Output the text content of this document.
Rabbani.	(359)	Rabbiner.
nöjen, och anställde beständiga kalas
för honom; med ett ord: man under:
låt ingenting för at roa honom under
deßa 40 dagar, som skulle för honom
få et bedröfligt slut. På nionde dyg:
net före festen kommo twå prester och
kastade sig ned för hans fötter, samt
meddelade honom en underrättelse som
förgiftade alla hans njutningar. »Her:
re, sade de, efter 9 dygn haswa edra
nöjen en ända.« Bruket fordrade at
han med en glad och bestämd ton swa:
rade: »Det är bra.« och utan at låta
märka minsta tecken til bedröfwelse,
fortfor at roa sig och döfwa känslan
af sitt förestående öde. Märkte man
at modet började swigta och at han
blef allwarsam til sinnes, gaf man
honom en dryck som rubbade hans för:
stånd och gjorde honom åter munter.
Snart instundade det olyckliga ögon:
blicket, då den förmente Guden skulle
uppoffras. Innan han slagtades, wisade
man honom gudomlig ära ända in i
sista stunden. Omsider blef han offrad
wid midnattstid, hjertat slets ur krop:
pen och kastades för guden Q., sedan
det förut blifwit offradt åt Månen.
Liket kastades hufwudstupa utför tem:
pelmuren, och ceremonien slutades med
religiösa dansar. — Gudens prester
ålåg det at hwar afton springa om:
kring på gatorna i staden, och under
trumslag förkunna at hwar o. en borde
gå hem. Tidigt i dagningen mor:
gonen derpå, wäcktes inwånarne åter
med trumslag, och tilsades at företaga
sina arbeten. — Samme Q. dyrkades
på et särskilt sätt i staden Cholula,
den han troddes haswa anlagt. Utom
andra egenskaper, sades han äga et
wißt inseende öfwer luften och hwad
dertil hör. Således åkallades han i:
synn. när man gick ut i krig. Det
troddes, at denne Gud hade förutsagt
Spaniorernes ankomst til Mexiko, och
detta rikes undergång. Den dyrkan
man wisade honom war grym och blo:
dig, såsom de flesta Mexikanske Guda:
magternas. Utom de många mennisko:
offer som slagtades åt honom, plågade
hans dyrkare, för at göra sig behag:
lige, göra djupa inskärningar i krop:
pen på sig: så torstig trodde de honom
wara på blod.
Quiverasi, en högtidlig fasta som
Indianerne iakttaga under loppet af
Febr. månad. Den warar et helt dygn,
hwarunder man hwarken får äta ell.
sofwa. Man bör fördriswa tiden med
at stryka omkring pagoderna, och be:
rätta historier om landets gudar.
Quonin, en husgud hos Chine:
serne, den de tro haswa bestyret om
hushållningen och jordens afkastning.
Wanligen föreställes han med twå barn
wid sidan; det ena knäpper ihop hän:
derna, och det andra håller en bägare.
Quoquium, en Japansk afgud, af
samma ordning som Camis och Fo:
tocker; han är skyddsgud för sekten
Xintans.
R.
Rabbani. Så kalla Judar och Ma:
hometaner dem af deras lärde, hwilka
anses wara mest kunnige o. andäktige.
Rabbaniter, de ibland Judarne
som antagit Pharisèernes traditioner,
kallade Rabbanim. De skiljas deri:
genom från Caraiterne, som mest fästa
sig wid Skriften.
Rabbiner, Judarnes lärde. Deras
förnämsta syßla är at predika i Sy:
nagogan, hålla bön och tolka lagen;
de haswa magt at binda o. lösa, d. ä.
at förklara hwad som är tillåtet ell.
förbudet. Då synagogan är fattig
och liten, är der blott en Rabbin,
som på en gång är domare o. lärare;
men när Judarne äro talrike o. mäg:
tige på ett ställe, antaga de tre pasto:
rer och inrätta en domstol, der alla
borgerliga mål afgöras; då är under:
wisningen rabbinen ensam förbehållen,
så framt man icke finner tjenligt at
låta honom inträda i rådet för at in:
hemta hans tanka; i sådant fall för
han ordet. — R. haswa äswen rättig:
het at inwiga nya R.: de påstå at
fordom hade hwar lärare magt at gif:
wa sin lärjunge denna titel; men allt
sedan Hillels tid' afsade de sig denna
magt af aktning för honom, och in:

◆ ◆ ◆

§ **TASK GOAL**
Scan the lines above for the word "prester" and copy every one where it occurs.

§ **EXERCISE SOLUTION**
net före festen kommo twå prester och
religiösa dansar. — Gudens prester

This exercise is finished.